◆ Provided records:
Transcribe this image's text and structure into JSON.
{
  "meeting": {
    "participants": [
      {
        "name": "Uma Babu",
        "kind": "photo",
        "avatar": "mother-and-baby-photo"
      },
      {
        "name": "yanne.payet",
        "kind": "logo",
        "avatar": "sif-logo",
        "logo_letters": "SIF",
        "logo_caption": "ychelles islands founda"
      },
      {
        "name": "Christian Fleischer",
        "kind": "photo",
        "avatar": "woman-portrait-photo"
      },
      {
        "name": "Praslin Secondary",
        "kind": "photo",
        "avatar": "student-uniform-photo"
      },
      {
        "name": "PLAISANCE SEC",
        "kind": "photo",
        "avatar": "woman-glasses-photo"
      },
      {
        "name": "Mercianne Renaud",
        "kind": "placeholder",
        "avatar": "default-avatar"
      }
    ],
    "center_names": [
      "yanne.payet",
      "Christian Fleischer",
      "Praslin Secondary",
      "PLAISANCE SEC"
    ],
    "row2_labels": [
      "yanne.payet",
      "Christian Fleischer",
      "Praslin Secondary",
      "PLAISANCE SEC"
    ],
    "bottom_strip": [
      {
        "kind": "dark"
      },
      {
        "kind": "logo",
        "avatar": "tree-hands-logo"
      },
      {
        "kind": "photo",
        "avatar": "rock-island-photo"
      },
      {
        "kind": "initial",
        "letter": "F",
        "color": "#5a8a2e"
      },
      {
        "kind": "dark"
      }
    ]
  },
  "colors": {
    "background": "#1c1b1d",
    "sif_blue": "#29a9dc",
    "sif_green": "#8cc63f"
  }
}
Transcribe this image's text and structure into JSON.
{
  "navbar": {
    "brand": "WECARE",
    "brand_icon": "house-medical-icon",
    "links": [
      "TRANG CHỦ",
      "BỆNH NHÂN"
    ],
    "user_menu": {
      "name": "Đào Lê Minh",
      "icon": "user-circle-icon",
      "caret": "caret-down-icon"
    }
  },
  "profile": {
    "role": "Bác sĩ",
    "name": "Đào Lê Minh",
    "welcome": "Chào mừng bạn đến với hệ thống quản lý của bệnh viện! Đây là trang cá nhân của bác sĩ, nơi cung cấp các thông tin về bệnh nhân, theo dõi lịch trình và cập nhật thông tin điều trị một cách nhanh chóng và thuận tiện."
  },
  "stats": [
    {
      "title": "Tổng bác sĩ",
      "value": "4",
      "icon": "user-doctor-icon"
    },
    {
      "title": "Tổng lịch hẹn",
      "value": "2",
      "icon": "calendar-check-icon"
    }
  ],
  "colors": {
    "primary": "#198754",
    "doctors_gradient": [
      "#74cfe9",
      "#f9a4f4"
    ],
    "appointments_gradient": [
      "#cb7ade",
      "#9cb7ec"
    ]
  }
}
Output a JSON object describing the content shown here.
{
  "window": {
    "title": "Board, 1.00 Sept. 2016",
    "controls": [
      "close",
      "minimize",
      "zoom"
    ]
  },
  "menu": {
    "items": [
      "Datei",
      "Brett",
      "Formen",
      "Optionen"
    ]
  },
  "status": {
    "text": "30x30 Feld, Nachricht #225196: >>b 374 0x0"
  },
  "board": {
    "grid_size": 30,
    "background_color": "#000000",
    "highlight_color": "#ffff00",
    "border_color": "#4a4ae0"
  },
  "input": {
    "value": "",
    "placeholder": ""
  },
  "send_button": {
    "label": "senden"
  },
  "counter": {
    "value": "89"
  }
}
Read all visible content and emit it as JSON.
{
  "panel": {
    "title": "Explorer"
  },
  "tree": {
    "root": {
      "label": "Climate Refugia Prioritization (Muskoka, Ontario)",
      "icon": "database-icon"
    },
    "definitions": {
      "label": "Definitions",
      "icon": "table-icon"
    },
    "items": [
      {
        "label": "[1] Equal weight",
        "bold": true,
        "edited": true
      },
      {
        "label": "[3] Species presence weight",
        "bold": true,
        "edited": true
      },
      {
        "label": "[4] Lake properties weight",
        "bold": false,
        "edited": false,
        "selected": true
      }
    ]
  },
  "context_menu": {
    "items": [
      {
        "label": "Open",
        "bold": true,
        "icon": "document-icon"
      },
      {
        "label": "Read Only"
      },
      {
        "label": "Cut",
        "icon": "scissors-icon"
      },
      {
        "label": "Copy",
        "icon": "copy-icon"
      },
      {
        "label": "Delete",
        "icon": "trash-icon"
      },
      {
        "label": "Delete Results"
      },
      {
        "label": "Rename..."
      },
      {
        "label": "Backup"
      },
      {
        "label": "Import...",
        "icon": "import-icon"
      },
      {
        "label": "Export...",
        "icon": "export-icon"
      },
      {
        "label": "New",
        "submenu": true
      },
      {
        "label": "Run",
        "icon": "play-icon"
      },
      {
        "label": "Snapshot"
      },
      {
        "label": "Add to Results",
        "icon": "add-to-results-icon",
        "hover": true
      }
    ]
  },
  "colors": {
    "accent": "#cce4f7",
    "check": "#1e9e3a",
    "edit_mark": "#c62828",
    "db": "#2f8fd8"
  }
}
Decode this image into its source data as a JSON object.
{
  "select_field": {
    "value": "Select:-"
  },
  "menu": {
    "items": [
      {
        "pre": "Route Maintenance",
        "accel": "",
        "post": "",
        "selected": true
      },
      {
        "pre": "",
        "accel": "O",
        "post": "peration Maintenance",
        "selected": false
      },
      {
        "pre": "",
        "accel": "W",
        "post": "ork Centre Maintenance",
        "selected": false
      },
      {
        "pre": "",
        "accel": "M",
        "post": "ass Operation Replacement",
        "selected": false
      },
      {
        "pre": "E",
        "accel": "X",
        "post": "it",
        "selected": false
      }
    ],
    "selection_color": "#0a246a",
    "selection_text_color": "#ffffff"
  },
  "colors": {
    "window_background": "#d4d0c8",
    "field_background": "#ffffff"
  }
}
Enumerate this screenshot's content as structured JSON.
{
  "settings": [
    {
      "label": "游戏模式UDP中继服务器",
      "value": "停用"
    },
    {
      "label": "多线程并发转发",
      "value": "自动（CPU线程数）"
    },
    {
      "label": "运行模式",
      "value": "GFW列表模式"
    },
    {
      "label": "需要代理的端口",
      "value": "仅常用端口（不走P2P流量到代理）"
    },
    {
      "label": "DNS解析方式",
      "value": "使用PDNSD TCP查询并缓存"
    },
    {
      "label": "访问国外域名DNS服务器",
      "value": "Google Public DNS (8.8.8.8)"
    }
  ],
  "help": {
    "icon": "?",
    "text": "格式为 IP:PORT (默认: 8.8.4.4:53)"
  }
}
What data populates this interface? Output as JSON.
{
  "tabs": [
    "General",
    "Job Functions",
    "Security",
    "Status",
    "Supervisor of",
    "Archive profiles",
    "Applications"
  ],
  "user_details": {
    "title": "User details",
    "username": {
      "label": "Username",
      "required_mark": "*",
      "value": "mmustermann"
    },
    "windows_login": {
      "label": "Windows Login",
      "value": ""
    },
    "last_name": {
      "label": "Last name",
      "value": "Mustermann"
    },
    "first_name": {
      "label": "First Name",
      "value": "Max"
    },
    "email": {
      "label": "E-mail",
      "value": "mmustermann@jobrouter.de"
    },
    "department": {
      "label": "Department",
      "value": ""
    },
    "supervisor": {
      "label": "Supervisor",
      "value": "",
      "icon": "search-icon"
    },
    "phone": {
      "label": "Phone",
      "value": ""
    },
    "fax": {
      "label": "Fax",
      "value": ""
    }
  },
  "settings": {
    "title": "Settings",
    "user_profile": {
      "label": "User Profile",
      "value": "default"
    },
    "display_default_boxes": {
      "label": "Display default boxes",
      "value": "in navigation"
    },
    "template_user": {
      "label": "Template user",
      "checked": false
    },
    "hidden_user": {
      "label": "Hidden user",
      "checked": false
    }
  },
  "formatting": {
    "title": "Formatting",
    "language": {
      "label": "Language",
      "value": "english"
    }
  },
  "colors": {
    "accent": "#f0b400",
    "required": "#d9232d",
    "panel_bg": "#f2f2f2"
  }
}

◆ What is asked:
Each line of the material that holds the string "this" counts once; give the total alone.

◆ Task response:
5